**DIRECTION**
Reproduce this listing in full.

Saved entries
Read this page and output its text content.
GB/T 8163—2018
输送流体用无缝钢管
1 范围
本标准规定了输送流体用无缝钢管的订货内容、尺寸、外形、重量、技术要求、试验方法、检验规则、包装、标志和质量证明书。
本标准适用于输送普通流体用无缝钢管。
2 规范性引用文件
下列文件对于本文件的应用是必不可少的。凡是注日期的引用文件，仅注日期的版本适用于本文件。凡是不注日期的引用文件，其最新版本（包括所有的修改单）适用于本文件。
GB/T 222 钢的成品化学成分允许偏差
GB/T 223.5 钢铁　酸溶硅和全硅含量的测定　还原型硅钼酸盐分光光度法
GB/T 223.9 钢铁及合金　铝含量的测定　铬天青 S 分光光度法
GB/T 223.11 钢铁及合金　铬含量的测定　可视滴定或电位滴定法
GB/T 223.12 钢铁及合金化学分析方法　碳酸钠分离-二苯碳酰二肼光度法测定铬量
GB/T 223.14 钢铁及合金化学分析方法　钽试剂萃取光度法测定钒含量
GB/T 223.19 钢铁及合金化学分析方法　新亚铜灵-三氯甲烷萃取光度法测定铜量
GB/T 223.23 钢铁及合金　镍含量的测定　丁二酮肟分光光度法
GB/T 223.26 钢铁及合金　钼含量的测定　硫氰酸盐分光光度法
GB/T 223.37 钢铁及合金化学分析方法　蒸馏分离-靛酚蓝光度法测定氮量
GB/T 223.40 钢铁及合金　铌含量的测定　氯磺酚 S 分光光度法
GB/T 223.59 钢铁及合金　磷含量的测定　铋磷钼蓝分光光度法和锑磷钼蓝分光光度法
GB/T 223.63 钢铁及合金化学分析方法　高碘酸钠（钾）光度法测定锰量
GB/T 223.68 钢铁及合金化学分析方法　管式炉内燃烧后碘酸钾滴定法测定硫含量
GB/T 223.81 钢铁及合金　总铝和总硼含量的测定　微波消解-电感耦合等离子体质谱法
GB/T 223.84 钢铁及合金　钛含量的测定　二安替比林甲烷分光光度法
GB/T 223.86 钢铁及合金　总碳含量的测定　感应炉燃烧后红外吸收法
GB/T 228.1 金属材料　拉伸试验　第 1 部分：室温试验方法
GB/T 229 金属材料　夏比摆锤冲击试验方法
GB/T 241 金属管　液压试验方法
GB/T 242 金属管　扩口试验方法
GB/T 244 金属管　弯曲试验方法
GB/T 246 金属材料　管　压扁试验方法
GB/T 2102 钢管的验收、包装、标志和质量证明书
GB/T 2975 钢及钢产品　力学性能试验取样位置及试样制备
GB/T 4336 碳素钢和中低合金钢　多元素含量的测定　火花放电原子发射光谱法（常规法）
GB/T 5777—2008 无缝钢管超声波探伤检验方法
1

**WRITTEN ANSWER**
Read this page and output its text content.
GB/T 8163—2018
输送流体用无缝钢管
1 范围
本标准规定了输送流体用无缝钢管的订货内容、尺寸、外形、重量、技术要求、试验方法、检验规则、包装、标志和质量证明书。
本标准适用于输送普通流体用无缝钢管。
2 规范性引用文件
下列文件对于本文件的应用是必不可少的。凡是注日期的引用文件，仅注日期的版本适用于本文件。凡是不注日期的引用文件，其最新版本（包括所有的修改单）适用于本文件。
GB/T 222 钢的成品化学成分允许偏差
GB/T 223.5 钢铁　酸溶硅和全硅含量的测定　还原型硅钼酸盐分光光度法
GB/T 223.9 钢铁及合金　铝含量的测定　铬天青 S 分光光度法
GB/T 223.11 钢铁及合金　铬含量的测定　可视滴定或电位滴定法
GB/T 223.12 钢铁及合金化学分析方法　碳酸钠分离-二苯碳酰二肼光度法测定铬量
GB/T 223.14 钢铁及合金化学分析方法　钽试剂萃取光度法测定钒含量
GB/T 223.19 钢铁及合金化学分析方法　新亚铜灵-三氯甲烷萃取光度法测定铜量
GB/T 223.23 钢铁及合金　镍含量的测定　丁二酮肟分光光度法
GB/T 223.26 钢铁及合金　钼含量的测定　硫氰酸盐分光光度法
GB/T 223.37 钢铁及合金化学分析方法　蒸馏分离-靛酚蓝光度法测定氮量
GB/T 223.40 钢铁及合金　铌含量的测定　氯磺酚 S 分光光度法
GB/T 223.59 钢铁及合金　磷含量的测定　铋磷钼蓝分光光度法和锑磷钼蓝分光光度法
GB/T 223.63 钢铁及合金化学分析方法　高碘酸钠（钾）光度法测定锰量
GB/T 223.68 钢铁及合金化学分析方法　管式炉内燃烧后碘酸钾滴定法测定硫含量
GB/T 223.81 钢铁及合金　总铝和总硼含量的测定　微波消解-电感耦合等离子体质谱法
GB/T 223.84 钢铁及合金　钛含量的测定　二安替比林甲烷分光光度法
GB/T 223.86 钢铁及合金　总碳含量的测定　感应炉燃烧后红外吸收法
GB/T 228.1 金属材料　拉伸试验　第 1 部分：室温试验方法
GB/T 229 金属材料　夏比摆锤冲击试验方法
GB/T 241 金属管　液压试验方法
GB/T 242 金属管　扩口试验方法
GB/T 244 金属管　弯曲试验方法
GB/T 246 金属材料　管　压扁试验方法
GB/T 2102 钢管的验收、包装、标志和质量证明书
GB/T 2975 钢及钢产品　力学性能试验取样位置及试样制备
GB/T 4336 碳素钢和中低合金钢　多元素含量的测定　火花放电原子发射光谱法（常规法）
GB/T 5777—2008 无缝钢管超声波探伤检验方法
1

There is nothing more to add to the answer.